## TEXT EXCERPT
Sun Sentinel Palm Beach Edition

‘Live flies on bread rolls,’ rodent holes force five South Florida restaurant­s temporaril­y shut

- By Phillip Valys

Pests trampled across a bakery’s bread rolls and rodents gnawed holes into restaurant walls ahead of Thanksgivi­ng weekend, forcing state inspectors to temporaril­y close five restaurant­s.

The eateries inspected last week included Al Salem Middle Eastern Restaurant in Plantation, Basilic Vietnamese Grill in Lauderdale-by-the-Sea, Le Berger Restaurant in Lake Worth, El Jalapeno in Lake Worth and La Belle Monique Restaurant and Bakery in Plantation.

The South Florida Sun Sentinel highlights restaurant inspection­s in Broward and Palm Beach counties from the Florida Department of Business and Profession­al Regulation. We cull through hundreds of restaurant and bar inspection­s that happen weekly and spotlight places ordered shut for “high-priority violations,” like improper food temperatur­es or dead cockroache­s.

Sun Sentinel readers can browse full Broward, Palm Beach and Miami-Dade county reports on our state inspection map, updated weekly (usually Monday) with fresh data pulled from the Florida DBPR website.

Any restaurant that fails inspection­s must stay closed until it passes a follow-up state inspection. If you spotted a possible violation and wish to file a complaint, contact Florida DBPR here. (But don’t contact us: The Sun Sentinel doesn’t inspect restaurant­s.)

Al-Salam Middle Eastern Restaurant, Plantation

1816 N. University Drive Ordered shut: Nov. 22, reopened Nov. 24 Why: 16 violations (seven high priority), led by the “presence of insects, rodents or other pests,” including 40 live ants “crawling along wall” near the front entrance restaurant sign, and six live cockroache­s “in dining area by wait station” underneath a buffet serving table, “crawling in container of utensils” in kitchen, and crawling on the floor of the dining room. (An employee later sanitized the utensils in the dishwasher.) The state also found six dead cockroache­s beneath a food-processing mixer in the

kitchen and inside an unused food container in the event space next to the dining room. Inspectors also ordered the restaurant to stop selling and trash its yellow rice and cut tomatoes “due to temperatur­e abuse.” The state let the restaurant reopen Nov. 24 with a trio of small violations.

Basilic Vietnamese Grill, Lauderdale-bythe-Sea

218 E. Commercial Blvd.

## EXERCISE INSTRUCTIONS
a - Which five restaurants does the article on South Florida restaurant closures say were inspected last week, and in which city is each one?
b - Pick up the article on South Florida restaurant closures after its last line, the address "218 E. Commercial Blvd.", and keep writing it.
The material placed after this point is separate from the article on South Florida restaurant closures.

## INFORMATION GIVEN
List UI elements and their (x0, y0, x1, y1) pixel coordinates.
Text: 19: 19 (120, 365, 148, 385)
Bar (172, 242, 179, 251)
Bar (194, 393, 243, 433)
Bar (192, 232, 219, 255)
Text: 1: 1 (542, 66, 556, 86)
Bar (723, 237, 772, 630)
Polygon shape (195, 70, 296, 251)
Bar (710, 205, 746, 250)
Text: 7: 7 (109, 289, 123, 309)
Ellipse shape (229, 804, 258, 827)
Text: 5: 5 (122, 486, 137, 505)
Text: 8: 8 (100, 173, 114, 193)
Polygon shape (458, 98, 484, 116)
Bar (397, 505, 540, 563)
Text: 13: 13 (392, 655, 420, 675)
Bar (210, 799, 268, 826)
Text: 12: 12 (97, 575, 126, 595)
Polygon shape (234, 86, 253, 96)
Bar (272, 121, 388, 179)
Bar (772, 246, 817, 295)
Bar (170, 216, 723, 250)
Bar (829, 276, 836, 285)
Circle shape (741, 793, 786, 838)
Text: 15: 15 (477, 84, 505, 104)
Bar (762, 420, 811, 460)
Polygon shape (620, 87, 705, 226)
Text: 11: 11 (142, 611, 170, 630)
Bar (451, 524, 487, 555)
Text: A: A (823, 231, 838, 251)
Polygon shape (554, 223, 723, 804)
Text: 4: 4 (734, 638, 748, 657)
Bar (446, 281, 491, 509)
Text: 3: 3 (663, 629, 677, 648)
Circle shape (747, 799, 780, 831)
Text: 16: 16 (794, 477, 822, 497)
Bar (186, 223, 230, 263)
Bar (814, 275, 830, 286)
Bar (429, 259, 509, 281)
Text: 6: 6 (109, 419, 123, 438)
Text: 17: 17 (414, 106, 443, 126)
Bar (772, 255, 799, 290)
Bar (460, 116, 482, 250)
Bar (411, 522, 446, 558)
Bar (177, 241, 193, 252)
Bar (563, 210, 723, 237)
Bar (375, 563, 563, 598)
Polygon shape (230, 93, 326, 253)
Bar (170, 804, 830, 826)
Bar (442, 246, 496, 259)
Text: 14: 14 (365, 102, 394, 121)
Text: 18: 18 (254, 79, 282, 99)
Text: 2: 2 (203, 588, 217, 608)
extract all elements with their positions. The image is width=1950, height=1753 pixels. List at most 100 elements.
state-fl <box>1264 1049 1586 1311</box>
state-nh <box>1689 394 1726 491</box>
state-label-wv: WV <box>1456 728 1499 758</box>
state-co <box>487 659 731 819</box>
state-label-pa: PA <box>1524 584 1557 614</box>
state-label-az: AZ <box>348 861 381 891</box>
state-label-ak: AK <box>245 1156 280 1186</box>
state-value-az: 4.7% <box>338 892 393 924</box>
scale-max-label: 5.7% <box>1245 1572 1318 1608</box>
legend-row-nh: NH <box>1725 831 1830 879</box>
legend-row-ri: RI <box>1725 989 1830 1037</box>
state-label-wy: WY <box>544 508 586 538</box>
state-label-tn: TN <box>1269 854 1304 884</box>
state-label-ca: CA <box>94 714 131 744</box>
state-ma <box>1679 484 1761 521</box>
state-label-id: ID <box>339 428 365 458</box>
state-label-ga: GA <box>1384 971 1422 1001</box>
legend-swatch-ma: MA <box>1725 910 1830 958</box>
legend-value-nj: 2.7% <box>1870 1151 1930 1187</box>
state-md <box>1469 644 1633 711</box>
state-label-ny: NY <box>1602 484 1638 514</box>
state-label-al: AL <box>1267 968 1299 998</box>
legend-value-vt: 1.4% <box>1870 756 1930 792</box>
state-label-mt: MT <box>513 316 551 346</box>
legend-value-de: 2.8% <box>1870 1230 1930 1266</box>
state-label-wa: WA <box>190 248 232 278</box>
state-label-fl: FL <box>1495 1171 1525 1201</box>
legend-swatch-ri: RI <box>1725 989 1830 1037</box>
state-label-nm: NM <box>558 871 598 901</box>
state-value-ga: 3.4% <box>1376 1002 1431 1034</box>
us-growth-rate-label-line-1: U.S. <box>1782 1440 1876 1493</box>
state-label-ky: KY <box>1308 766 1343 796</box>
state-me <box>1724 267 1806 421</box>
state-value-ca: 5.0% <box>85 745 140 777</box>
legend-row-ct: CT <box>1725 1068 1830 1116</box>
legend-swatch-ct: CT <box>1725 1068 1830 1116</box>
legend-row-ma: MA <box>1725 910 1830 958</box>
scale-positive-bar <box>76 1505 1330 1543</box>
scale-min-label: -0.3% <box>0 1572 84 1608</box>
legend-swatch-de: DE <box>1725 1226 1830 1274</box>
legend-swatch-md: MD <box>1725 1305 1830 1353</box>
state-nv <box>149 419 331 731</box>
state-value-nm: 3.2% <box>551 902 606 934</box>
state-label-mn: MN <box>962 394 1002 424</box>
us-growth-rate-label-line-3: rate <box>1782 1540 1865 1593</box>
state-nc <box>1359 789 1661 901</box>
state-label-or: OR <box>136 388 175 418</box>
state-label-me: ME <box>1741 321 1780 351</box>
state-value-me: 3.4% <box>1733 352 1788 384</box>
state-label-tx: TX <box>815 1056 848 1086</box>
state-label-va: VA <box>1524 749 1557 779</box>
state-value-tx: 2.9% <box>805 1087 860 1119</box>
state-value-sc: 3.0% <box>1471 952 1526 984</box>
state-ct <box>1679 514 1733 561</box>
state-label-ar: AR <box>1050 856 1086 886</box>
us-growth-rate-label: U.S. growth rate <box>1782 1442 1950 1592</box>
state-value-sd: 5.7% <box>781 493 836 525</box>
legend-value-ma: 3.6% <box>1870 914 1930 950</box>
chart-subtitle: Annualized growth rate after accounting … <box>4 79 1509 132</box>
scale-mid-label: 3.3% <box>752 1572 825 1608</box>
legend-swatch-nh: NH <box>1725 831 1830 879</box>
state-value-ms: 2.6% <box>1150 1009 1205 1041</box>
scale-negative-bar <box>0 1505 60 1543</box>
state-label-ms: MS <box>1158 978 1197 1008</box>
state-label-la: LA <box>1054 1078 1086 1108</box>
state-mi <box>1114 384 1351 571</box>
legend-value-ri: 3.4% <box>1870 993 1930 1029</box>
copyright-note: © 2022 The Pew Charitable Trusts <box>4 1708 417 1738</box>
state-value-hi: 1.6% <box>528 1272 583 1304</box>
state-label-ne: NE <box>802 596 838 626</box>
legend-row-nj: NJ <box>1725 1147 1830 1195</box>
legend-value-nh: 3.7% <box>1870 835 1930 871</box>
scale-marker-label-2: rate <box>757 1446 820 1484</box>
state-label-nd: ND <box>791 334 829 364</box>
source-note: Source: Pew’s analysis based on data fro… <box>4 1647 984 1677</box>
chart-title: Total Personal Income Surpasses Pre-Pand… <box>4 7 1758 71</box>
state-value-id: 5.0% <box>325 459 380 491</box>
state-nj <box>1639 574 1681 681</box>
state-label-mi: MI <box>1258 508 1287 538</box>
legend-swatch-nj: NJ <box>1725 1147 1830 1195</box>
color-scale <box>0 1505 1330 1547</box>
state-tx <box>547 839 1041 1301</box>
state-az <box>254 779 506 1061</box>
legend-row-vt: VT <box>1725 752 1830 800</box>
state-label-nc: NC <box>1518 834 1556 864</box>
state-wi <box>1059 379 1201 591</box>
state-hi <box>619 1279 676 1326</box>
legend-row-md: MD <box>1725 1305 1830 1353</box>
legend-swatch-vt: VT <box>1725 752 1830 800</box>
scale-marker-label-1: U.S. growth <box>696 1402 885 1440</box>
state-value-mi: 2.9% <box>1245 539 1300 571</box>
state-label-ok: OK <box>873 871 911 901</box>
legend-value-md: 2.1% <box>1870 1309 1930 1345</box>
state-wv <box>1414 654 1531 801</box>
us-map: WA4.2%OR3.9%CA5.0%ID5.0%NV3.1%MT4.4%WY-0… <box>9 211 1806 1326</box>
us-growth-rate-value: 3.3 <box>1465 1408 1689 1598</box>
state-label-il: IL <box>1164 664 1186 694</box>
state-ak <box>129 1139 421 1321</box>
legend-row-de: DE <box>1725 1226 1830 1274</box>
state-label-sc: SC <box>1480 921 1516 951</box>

## RESULTS BY TASK
a -
- Al Salem Middle Eastern Restaurant, Plantation
- Basilic Vietnamese Grill, Lauderdale-by-the-Sea
- Le Berger Restaurant, Lake Worth
- El Jalapeno, Lake Worth
- La Belle Monique Restaurant and Bakery, Plantation

b -
Ordered shut: Nov. 18, reopened Nov. 19

Why: Nine violations (three high priority), such as 50 rodent droppings at the bar inside the dining room and “a water heater in [the kitchen’s] dry storage area.” Inspectors also discovered more “temperatur­e abuse” issues involving the restaurant’s steak and noodles, and ordered Basilic to trash them both. A pair of basic issues during Basilic’s second inspection on Nov. 19 did not prevent the restaurant’s reopening.

Le Berger Restaurant, Lake Worth

1216 S. Dixie Highway

Ordered shut: Nov. 15, reopened Nov. 16

Why: Inspectors spotted 10 violations (six high priority), led by this bone-chilling observatio­n from the inspector: “Live rodent running across the ledge” of the kitchen freezer “entered a hole in the wall behind the reach-in cooler.” The offending vermin also left a pair of “droppings on hot water heater” and “gnawing marks around the hole in the wall.” (The state had shut down the restaurant three months earlier for similar rodent problems, among other offenses.) The state also discovered 12 dead cockroache­s on two glue traps behind the kitchen reach-in cooler, and an employee discarded them both. The restaurant also was ordered to stop selling and throw away its cooked chicken due to temperatur­e abuse. Le Berger was allowed to reopen Nov. 16 after the state discovered zero new issues.

El Jalapeno, Lake Worth

7164 Colony Club Drive #105

Ordered shut: Nov. 15, reopened the same day

Why: Nine violations (three high priority), including this head-scratcher: The Mexican-themed food truck had “no potable running water” thanks to a broken water pump, but opened for business anyway. Inspectors even spotted one employee washing his hands “using a bucket of warm water” instead of an “approved handwashin­g sink.” Despite having not fixed its running water during the inspectors’ second visit, the state somehow let the restaurant to reopen the same day.

La Belle Monique Restaurant and Bakery, Plantation

937 State Road 7

Ordered shut: Nov. 22, reopened Nov. 23

Why: 11 violations (four high priority), including 32 “live flies landing on bread rolls in kitchen” and on the walls near the kitchen’s mop sink. (Naturally, inspectors ordered the bakery to toss the rolls.) The state also spotted a can of Raid — but not a restaurant-grade pesticide — stored “on a rack holding single-use utensils,” as well as “employee bags, purses, cell phones” scattered around the kitchen. The state let the bakery reopen Nov. 23 after discoverin­g two basic issues.